Written instruction -
Examine the entries and show every line in which the word "безопасности" is found.

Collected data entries

#####

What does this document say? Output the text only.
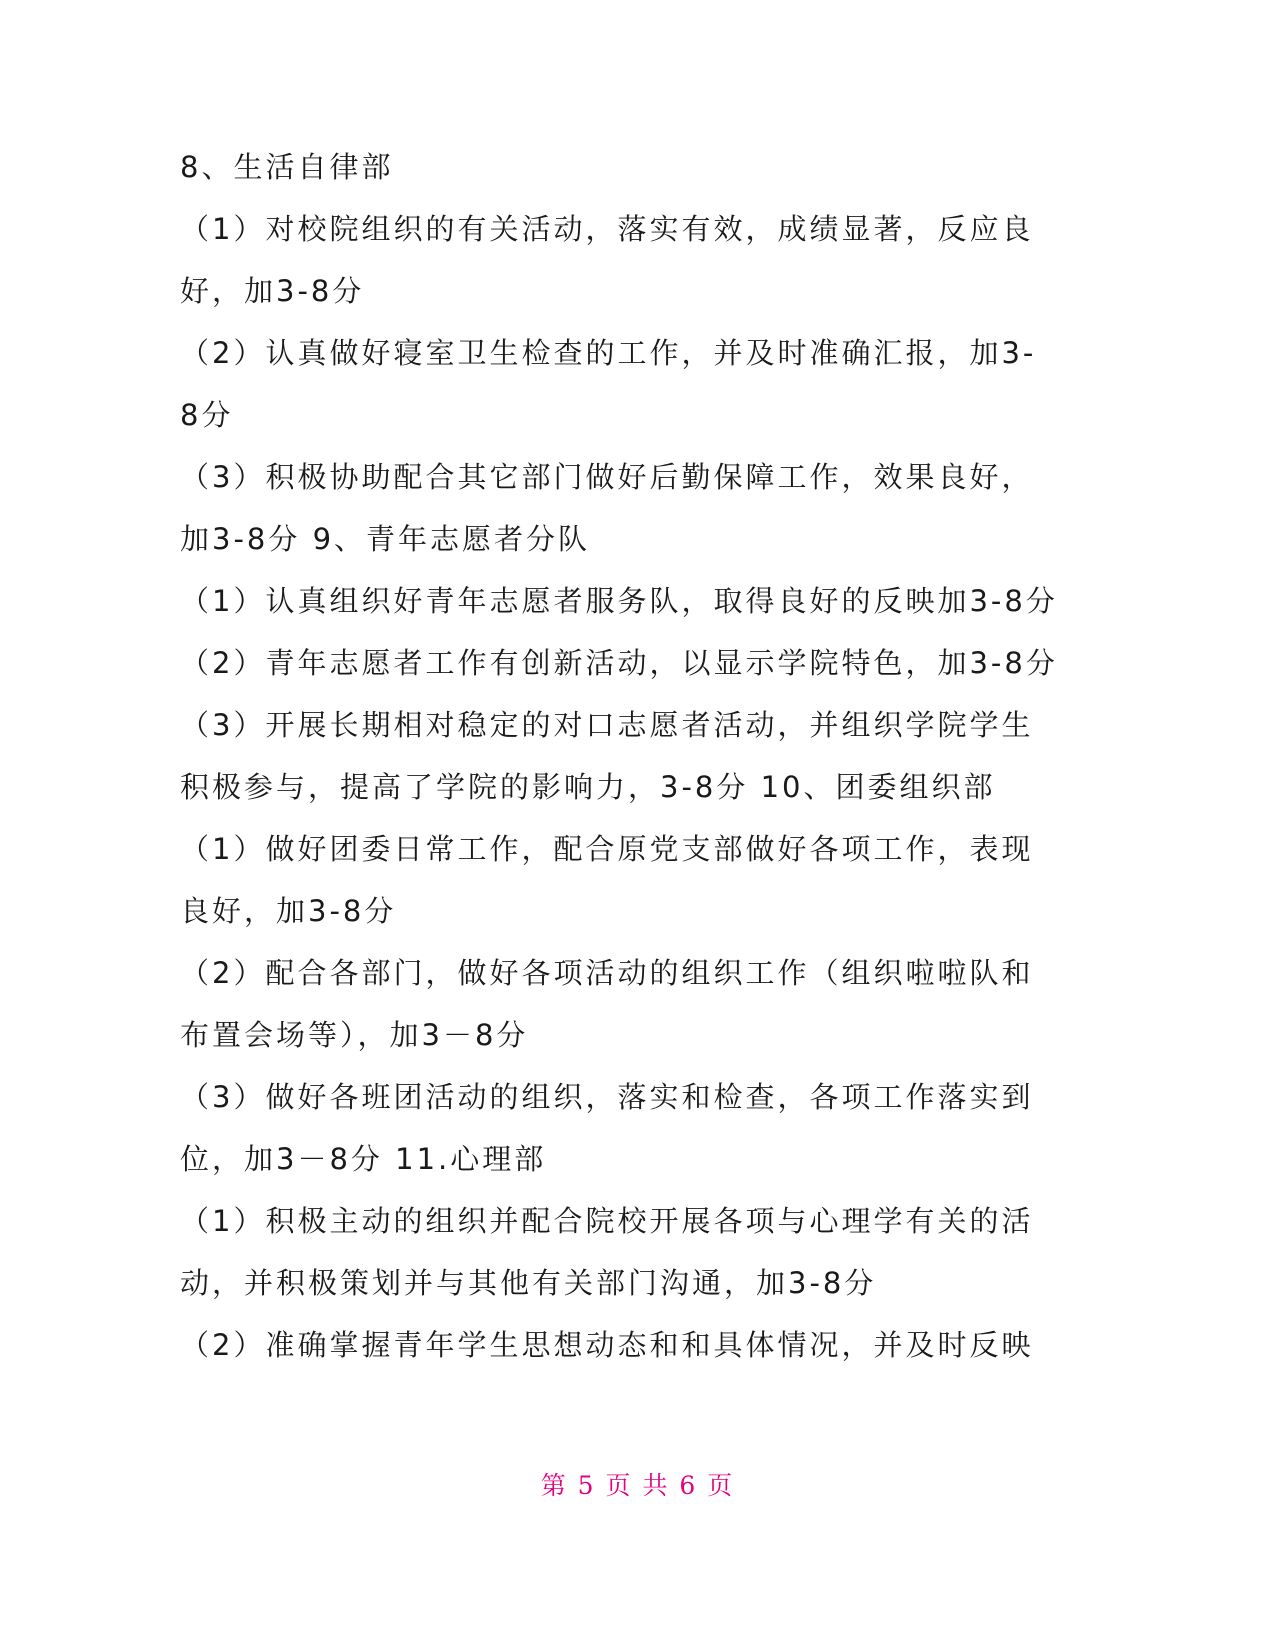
8、生活自律部
（1）对校院组织的有关活动，落实有效，成绩显著，反应良
好，加3-8分
（2）认真做好寝室卫生检查的工作，并及时准确汇报，加3-
8分
（3）积极协助配合其它部门做好后勤保障工作，效果良好，
加3-8分 9、青年志愿者分队
（1）认真组织好青年志愿者服务队，取得良好的反映加3-8分
（2）青年志愿者工作有创新活动，以显示学院特色，加3-8分
（3）开展长期相对稳定的对口志愿者活动，并组织学院学生
积极参与，提高了学院的影响力，3-8分 10、团委组织部
（1）做好团委日常工作，配合原党支部做好各项工作，表现
良好，加3-8分
（2）配合各部门，做好各项活动的组织工作（组织啦啦队和
布置会场等），加3－8分
（3）做好各班团活动的组织，落实和检查，各项工作落实到
位，加3－8分 11.心理部
（1）积极主动的组织并配合院校开展各项与心理学有关的活
动，并积极策划并与其他有关部门沟通，加3-8分
（2）准确掌握青年学生思想动态和和具体情况，并及时反映
第 5 页 共 6 页
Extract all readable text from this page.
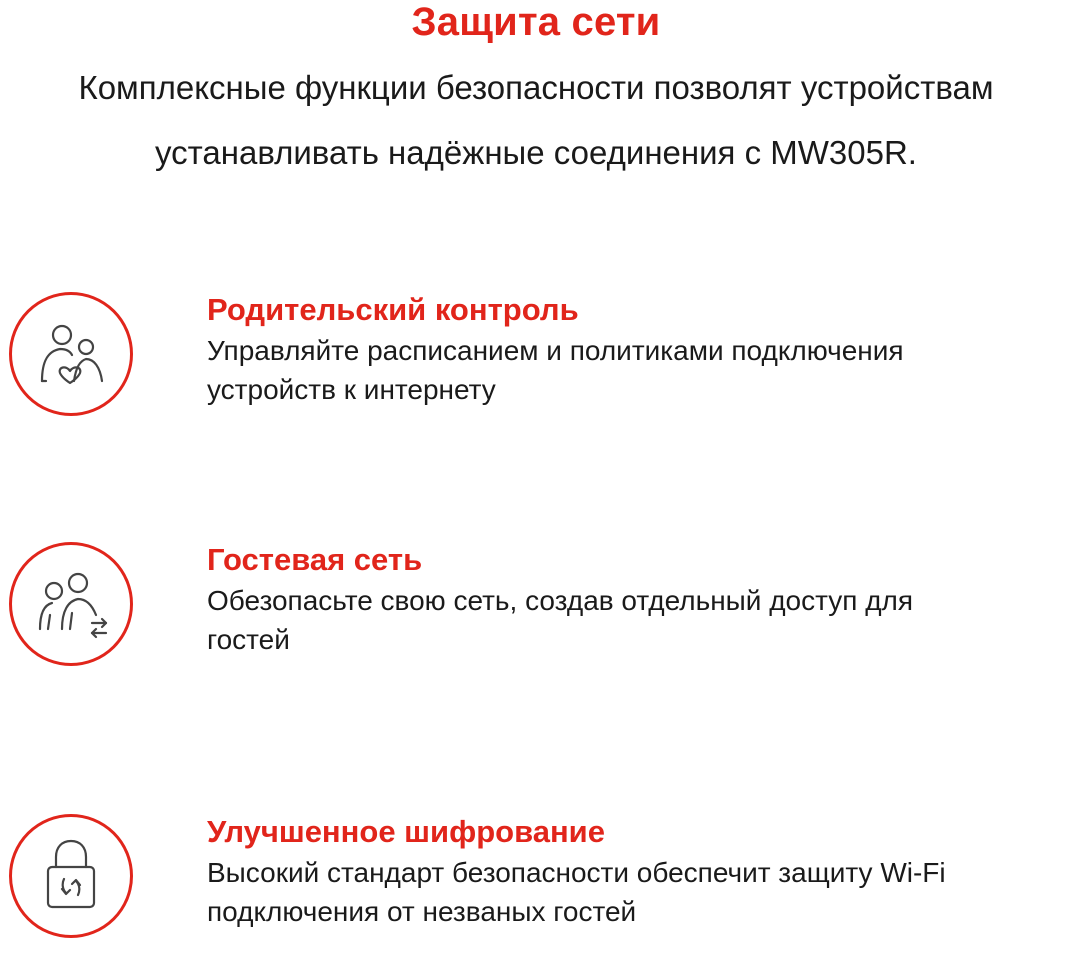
Защита сети
Комплексные функции безопасности позволят устройствам
устанавливать надёжные соединения с MW305R.
Родительский контроль
Управляйте расписанием и политиками подключения
устройств к интернету
Гостевая сеть
Обезопасьте свою сеть, создав отдельный доступ для
гостей
Улучшенное шифрование
Высокий стандарт безопасности обеспечит защиту Wi-Fi
подключения от незваных гостей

#####

Correct answer -
Комплексные функции безопасности позволят устройствам
Высокий стандарт безопасности обеспечит защиту Wi-Fi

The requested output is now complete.